[Stored data]

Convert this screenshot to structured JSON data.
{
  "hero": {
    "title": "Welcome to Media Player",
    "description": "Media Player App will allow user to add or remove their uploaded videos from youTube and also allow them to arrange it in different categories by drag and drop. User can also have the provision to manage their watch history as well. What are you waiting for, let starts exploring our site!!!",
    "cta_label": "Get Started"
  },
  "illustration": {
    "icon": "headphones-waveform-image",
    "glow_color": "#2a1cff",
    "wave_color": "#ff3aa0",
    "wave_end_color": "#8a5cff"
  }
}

What to work on >>
The records above are to be repeated exactly, in their entirety.

Worked solution >>
Convert this screenshot to structured JSON data.
{
  "hero": {
    "title": "Welcome to Media Player",
    "description": "Media Player App will allow user to add or remove their uploaded videos from youTube and also allow them to arrange it in different categories by drag and drop. User can also have the provision to manage their watch history as well. What are you waiting for, let starts exploring our site!!!",
    "cta_label": "Get Started"
  },
  "illustration": {
    "icon": "headphones-waveform-image",
    "glow_color": "#2a1cff",
    "wave_color": "#ff3aa0",
    "wave_end_color": "#8a5cff"
  }
}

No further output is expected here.